My observations so far are that OH2.2 is more CPU and memory hungry and I would hazard a guess that as its more CPU intensive it will generate more heat.

For me getting the data into influxdb and then using the same graphs is important to show trending, I must admit I seem to be spending far more time these days monitoring the Pi3 resources and building rule sets to alert me about resourcing issues rather than controlling devices.

On a slightly separate and more positive note I did recently move from Oracle Java to Zulu “1.8.0_152-b76” and memory wise things have improved and I’m not seeing such a consistent upwards trend.

Should have said this change includes the fact I’m running the same bindings before and after.

Kevin

Hi Boby,

Just wondering which method you are using for monitoring the PI3 temperature?

*exec binding
*sysinfo binding
*collectd
*other - please define

Kevin

Hi Kevin,
I do use the sysinfo binding.Tried now a small script I have here on my RPi reading the system temperature:

#!/bin/sh
INPUT=$(/bin/cat /sys/class/thermal/thermal_zone0/temp)
echo $INPUT/1000 |bc -l| python -c "print round(float(raw_input()),2)"

But the result is the same - too high for my opinion. What I do also find strange is the behavior in the last 24 hours:
2018-01-22 21_16_31-Raspberry Pi3 53,2 °C

Hi Boby,

I was originally using exec to pull the temp and then milli.js to convert but when I started to configure collectd so that I can get stats without OH running I noticed a difference in the temperatures reported by each option, I then configured cpuTemp with sysinfo binding and that better matches collectd statistics than the exec option.

Originally used exec and all graphs to date based on the below method, my thinking is collectd and sysinfo are dynamic updates where as the exec option only poles the statistic every 10 minutes.

Number	System_Temperature_CPU	"Temperature CPU [%.1f °C]"	<temperature>	(System_Temperature_Chart) { exec="<[cat /sys/class/thermal/thermal_zone0/temp:60000:JS(milli.js)]" }

I’m going to leave all three options running for now to produce individual comparison graphs after 12+ hours but looks like the exec data is skewed and giving a higher reading than is actually taking place.

Once I have stats with OH up I will stop it and see if that changes the picture by much, cant leave it down for 12 hours as that would affect the home auto and annoy the wife.

- _Exercise aim_: In the Raspberry Pi temperature discussion, which binding does Boby say he uses?

- _Information_:
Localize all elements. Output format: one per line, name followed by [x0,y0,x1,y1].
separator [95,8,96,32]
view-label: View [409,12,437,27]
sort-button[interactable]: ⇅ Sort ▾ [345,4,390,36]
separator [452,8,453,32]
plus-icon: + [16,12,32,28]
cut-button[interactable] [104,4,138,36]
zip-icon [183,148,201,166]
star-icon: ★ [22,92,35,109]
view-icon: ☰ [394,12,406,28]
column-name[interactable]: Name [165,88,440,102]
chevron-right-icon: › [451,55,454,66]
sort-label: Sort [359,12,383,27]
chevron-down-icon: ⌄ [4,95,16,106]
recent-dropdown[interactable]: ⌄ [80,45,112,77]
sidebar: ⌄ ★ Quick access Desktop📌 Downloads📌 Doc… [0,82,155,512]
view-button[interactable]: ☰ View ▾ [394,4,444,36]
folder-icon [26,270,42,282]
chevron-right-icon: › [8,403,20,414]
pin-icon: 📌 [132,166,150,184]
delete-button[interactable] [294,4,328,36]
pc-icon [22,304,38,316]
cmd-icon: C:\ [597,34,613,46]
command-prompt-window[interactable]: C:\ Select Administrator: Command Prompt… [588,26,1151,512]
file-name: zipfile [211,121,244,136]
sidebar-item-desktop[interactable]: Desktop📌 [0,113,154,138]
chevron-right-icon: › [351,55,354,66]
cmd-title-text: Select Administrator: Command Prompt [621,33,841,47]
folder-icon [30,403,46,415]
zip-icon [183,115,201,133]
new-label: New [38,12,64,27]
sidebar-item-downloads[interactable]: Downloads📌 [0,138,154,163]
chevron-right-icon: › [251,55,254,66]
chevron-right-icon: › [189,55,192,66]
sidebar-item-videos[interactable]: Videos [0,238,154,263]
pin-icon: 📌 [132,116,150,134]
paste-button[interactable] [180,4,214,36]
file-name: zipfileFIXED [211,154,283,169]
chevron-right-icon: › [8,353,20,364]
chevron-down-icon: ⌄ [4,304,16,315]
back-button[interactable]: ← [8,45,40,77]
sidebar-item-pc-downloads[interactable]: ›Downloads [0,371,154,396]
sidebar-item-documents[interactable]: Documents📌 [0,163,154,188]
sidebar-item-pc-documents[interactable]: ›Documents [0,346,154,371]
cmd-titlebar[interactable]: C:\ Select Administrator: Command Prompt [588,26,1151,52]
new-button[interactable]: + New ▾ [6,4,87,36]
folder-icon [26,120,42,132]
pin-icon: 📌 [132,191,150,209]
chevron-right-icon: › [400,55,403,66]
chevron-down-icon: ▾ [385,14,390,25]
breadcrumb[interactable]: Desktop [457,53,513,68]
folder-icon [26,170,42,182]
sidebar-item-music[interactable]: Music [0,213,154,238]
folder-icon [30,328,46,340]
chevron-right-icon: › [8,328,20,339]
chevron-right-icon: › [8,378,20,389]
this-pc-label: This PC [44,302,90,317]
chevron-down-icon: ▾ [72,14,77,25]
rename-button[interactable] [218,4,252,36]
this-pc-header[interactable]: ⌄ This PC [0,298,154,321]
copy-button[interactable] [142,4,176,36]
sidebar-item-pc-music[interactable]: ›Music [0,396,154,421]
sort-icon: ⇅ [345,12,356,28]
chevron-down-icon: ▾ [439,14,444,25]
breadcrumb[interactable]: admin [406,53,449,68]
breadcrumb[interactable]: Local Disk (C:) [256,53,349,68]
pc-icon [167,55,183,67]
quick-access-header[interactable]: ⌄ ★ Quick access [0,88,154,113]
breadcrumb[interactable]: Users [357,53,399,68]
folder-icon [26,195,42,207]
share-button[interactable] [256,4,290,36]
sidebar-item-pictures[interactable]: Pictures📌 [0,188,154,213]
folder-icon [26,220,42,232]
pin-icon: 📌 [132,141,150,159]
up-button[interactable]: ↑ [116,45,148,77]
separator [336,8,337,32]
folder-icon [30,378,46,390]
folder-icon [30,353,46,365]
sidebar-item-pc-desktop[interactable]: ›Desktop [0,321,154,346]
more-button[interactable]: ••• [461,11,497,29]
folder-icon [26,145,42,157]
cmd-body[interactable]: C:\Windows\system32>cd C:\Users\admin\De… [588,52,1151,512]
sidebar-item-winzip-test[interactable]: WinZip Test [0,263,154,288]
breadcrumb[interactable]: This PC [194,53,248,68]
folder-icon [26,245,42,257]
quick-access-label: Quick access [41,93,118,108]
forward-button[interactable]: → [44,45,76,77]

- _Written answer_: The sysinfo binding.